#### Data for this exercise

———

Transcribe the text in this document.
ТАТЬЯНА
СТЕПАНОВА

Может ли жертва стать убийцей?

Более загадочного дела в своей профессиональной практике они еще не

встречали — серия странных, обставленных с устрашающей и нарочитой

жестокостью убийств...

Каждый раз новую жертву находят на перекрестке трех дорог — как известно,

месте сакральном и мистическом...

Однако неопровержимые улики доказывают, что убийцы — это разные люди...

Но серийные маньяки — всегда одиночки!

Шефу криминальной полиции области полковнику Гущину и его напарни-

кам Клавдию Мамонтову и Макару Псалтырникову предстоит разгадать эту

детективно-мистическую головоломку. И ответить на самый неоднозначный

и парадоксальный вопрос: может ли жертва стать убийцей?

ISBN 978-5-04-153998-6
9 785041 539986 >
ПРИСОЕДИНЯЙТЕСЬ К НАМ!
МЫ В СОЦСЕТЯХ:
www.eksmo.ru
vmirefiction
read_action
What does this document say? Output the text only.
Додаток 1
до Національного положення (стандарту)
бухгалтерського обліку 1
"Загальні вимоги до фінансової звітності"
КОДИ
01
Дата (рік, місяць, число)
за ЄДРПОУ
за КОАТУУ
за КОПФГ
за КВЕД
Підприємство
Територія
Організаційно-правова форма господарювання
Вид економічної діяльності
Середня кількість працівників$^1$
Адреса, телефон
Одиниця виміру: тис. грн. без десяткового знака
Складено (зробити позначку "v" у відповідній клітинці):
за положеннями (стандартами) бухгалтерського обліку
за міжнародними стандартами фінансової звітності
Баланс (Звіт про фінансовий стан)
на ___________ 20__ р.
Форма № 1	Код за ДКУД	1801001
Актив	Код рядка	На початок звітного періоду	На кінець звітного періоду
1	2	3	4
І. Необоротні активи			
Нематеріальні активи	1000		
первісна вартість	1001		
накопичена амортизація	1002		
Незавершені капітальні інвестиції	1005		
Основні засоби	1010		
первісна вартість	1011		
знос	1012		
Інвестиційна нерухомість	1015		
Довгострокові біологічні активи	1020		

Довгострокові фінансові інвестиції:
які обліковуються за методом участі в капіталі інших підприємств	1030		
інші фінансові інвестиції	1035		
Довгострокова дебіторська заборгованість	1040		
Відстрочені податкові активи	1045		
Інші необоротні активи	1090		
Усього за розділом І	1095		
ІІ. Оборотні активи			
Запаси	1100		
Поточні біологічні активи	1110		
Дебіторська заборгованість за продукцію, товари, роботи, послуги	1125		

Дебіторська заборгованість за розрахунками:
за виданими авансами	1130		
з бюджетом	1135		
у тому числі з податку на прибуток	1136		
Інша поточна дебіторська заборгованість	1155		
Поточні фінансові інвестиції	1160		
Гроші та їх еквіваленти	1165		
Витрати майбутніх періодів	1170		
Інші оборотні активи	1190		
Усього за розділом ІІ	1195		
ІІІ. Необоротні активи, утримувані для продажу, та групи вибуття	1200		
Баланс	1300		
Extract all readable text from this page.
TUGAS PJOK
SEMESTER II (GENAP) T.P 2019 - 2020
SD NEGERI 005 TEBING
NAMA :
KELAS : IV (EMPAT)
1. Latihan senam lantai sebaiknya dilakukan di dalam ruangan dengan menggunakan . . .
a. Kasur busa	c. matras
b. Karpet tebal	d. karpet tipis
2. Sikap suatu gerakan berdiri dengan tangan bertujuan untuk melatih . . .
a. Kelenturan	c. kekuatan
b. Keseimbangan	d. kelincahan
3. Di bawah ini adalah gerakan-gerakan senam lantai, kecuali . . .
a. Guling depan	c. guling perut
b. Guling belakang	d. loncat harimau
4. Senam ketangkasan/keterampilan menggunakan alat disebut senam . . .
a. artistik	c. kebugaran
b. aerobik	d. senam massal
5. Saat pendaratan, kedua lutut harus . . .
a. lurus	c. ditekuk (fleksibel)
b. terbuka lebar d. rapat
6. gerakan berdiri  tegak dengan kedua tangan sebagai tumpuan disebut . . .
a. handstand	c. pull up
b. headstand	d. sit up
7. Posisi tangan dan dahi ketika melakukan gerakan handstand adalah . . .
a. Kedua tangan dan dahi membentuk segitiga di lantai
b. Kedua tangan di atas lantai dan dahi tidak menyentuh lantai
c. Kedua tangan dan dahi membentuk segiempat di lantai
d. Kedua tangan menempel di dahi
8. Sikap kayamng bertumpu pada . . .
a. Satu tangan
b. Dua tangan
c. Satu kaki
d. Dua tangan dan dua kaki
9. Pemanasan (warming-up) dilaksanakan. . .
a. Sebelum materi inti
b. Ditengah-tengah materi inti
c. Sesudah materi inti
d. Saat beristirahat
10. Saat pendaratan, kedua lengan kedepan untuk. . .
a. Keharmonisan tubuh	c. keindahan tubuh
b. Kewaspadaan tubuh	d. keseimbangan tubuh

———

#### Exercise task
Scan the material line by line and report each one that contains "Довгострокові".

#### Answer for this exercise
Довгострокові біологічні активи	1020		
Довгострокові фінансові інвестиції:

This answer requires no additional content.